◆ What is being asked
Gather every line that includes the word "xlabel", please.

[Input for this task start]

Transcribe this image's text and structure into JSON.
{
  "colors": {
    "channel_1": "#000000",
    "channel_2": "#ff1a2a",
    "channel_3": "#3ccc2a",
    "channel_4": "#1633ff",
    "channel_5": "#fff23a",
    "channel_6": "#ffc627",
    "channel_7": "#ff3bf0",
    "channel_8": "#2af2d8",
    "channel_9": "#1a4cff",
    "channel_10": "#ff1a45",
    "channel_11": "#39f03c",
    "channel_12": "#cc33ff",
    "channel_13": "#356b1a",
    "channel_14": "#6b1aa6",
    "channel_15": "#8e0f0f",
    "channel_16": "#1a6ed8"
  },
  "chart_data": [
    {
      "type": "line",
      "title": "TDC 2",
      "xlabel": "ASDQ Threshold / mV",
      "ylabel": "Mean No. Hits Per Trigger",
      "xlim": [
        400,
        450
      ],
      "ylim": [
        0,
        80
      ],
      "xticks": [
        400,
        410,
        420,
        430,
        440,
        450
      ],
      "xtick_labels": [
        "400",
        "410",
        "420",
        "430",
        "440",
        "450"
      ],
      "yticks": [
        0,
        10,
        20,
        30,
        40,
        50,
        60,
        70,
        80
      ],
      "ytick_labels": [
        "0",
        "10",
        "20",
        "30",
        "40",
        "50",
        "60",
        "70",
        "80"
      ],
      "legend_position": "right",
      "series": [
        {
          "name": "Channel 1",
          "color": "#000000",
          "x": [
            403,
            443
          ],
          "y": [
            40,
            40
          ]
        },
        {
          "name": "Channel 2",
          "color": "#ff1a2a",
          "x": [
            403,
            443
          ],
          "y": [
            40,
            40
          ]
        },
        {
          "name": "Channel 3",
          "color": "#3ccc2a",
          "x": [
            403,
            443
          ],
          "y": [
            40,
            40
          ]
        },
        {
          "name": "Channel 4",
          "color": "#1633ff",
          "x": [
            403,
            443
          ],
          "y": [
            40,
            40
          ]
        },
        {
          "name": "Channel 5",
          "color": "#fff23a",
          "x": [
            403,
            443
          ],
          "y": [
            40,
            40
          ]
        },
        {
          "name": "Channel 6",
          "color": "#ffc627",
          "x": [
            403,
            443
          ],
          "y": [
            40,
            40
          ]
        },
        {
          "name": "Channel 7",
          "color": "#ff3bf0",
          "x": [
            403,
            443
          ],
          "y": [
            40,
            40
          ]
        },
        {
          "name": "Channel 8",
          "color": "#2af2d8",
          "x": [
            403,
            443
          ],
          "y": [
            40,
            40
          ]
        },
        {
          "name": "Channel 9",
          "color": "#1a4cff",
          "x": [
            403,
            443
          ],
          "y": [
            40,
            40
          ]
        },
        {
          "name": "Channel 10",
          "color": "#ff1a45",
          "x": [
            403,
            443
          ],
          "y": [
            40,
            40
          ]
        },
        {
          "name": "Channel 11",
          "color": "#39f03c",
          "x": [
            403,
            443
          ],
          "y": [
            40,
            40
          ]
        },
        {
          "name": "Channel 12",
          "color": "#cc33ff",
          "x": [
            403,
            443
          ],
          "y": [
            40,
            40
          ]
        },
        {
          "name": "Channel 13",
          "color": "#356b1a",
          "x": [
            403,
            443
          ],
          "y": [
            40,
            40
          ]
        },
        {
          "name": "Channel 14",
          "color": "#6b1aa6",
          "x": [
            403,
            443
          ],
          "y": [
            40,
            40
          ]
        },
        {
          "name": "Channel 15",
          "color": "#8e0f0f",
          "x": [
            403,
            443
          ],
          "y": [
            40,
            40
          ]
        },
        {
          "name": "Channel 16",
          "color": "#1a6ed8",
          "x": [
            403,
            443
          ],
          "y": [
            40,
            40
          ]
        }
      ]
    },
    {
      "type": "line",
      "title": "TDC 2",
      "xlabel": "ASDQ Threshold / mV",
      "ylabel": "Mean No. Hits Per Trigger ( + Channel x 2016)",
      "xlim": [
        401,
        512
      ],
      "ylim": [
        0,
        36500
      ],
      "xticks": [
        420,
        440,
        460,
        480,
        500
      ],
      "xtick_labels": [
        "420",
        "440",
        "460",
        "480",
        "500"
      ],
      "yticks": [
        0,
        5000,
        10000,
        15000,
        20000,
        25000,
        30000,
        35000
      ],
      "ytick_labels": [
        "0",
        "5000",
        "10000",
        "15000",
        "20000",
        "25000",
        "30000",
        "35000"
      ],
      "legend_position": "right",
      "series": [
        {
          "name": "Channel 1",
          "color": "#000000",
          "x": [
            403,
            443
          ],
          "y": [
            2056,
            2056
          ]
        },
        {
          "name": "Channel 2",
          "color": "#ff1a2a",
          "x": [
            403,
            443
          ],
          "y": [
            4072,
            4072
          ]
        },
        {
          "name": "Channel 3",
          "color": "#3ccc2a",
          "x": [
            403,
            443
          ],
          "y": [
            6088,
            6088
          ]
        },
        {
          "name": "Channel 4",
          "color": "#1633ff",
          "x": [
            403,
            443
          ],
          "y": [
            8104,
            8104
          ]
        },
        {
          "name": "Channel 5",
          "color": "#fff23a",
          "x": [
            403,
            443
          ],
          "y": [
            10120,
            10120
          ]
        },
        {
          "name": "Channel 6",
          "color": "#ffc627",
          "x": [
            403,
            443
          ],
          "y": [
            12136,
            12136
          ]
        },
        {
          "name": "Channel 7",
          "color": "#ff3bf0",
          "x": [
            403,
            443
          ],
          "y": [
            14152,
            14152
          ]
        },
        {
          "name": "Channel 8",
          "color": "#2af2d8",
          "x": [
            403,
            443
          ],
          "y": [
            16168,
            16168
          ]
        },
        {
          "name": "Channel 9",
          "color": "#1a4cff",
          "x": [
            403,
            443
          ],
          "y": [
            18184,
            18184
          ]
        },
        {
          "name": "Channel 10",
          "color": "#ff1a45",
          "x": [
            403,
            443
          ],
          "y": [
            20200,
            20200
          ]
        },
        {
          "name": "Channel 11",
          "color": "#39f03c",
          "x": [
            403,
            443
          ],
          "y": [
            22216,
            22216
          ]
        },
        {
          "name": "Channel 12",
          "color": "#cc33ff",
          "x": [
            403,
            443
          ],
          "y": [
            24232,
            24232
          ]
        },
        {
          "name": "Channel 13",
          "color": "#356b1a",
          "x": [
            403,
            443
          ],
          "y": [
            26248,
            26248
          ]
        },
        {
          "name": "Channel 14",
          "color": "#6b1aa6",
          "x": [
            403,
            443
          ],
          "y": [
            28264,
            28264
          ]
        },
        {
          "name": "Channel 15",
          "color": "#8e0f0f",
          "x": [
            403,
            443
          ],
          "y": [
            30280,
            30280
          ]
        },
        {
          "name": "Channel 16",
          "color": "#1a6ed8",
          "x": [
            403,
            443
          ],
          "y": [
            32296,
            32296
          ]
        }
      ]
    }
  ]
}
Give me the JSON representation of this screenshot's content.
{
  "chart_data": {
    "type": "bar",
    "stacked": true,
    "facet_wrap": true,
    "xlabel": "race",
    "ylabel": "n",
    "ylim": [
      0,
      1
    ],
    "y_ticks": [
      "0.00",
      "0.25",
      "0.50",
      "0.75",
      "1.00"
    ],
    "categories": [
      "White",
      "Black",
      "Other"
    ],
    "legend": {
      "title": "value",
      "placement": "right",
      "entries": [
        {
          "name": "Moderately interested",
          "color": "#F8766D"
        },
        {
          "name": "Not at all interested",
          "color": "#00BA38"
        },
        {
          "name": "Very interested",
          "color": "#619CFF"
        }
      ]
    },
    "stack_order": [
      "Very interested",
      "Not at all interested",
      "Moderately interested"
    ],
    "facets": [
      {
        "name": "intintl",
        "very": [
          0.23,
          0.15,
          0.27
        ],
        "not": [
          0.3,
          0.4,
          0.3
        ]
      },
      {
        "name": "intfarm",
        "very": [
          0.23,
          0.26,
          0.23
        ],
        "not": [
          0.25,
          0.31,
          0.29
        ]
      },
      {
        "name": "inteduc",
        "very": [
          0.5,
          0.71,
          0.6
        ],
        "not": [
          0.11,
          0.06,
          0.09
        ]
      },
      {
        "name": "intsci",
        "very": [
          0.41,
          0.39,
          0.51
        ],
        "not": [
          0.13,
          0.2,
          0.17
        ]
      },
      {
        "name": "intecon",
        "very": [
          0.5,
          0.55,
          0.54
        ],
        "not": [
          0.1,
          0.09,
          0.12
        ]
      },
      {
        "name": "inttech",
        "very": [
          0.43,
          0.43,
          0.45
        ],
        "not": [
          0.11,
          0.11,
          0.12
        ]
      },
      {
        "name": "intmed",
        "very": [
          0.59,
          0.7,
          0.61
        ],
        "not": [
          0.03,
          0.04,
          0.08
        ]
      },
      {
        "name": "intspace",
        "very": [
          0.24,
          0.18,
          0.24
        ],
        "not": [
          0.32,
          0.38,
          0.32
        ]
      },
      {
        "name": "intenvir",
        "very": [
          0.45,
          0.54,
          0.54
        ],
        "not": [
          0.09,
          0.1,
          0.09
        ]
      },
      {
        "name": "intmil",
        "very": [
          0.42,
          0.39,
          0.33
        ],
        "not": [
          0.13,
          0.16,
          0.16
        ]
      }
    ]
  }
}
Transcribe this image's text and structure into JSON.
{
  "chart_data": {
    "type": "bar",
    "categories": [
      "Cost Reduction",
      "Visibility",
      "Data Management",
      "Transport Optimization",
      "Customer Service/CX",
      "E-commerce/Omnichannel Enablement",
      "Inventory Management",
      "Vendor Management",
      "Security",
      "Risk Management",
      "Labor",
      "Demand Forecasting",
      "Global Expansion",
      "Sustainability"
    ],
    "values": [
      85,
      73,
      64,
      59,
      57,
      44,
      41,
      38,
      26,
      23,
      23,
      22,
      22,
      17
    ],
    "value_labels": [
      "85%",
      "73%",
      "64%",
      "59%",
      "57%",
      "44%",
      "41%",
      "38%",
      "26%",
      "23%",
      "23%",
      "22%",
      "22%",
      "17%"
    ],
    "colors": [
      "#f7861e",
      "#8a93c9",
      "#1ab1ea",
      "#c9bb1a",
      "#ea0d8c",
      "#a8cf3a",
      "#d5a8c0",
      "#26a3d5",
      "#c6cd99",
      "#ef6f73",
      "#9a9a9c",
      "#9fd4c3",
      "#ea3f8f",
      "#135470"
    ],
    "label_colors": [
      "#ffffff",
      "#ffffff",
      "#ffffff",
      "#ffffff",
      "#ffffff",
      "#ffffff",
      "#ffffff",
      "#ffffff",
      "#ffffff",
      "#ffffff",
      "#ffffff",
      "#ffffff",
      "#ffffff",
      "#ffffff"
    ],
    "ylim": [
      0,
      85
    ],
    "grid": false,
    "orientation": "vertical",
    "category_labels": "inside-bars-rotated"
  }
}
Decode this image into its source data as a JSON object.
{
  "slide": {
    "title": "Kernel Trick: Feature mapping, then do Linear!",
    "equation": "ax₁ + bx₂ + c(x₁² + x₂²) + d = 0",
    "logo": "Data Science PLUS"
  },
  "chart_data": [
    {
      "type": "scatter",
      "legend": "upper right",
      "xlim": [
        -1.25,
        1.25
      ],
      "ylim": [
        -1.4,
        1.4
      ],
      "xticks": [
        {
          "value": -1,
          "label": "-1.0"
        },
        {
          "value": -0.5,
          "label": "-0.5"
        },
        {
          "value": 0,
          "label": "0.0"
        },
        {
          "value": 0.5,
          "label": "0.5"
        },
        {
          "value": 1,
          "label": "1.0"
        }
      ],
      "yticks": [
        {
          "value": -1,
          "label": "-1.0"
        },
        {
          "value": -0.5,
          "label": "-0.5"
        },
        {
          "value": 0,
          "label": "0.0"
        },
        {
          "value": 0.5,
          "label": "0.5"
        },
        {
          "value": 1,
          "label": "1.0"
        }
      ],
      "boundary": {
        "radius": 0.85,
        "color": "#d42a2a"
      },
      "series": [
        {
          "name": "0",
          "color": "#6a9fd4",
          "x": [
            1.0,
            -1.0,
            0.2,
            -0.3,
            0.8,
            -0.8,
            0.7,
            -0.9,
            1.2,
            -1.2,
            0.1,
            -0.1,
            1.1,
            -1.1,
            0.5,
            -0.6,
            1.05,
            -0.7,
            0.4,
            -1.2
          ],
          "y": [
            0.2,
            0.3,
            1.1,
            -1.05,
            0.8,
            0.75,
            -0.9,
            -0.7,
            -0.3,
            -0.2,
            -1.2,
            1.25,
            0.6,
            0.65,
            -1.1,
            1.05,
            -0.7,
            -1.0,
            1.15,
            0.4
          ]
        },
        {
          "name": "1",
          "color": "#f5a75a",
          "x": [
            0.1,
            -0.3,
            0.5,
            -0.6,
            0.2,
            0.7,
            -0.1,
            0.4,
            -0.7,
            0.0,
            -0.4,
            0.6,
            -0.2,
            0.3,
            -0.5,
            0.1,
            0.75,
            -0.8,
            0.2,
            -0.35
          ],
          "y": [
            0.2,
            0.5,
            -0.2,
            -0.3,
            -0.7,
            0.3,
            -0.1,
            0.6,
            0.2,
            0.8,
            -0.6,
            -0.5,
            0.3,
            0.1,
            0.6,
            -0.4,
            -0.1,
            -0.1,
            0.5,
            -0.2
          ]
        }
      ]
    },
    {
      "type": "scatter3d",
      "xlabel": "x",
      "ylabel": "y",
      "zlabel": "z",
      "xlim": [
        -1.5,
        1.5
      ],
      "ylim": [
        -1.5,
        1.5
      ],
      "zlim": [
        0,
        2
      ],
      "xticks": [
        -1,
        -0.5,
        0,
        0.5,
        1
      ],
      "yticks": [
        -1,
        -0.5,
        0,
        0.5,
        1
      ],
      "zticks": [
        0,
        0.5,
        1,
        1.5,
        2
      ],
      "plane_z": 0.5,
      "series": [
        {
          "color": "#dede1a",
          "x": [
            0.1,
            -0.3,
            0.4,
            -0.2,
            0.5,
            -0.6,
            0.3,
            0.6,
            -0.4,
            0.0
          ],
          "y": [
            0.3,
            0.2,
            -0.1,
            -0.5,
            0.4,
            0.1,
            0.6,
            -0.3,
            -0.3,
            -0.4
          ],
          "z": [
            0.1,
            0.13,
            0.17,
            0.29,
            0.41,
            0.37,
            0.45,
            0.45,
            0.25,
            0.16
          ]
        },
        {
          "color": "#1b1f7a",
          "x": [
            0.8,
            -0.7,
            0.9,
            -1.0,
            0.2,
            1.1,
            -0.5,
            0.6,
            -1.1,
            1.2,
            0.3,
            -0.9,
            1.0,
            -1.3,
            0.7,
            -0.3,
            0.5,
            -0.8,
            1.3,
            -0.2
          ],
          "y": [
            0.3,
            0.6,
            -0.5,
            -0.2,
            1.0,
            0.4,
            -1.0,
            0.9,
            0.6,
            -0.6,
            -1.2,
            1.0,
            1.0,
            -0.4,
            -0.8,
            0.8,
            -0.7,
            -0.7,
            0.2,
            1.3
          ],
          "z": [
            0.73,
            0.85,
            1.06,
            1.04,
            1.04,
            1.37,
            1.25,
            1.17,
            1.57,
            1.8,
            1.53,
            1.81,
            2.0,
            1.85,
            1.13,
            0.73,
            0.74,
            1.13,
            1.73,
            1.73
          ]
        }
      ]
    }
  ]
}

[Input for this task end]

◆ Finished answer
      "xlabel": "ASDQ Threshold / mV",
      "xlabel": "ASDQ Threshold / mV",
    "xlabel": "race",
      "xlabel": "x",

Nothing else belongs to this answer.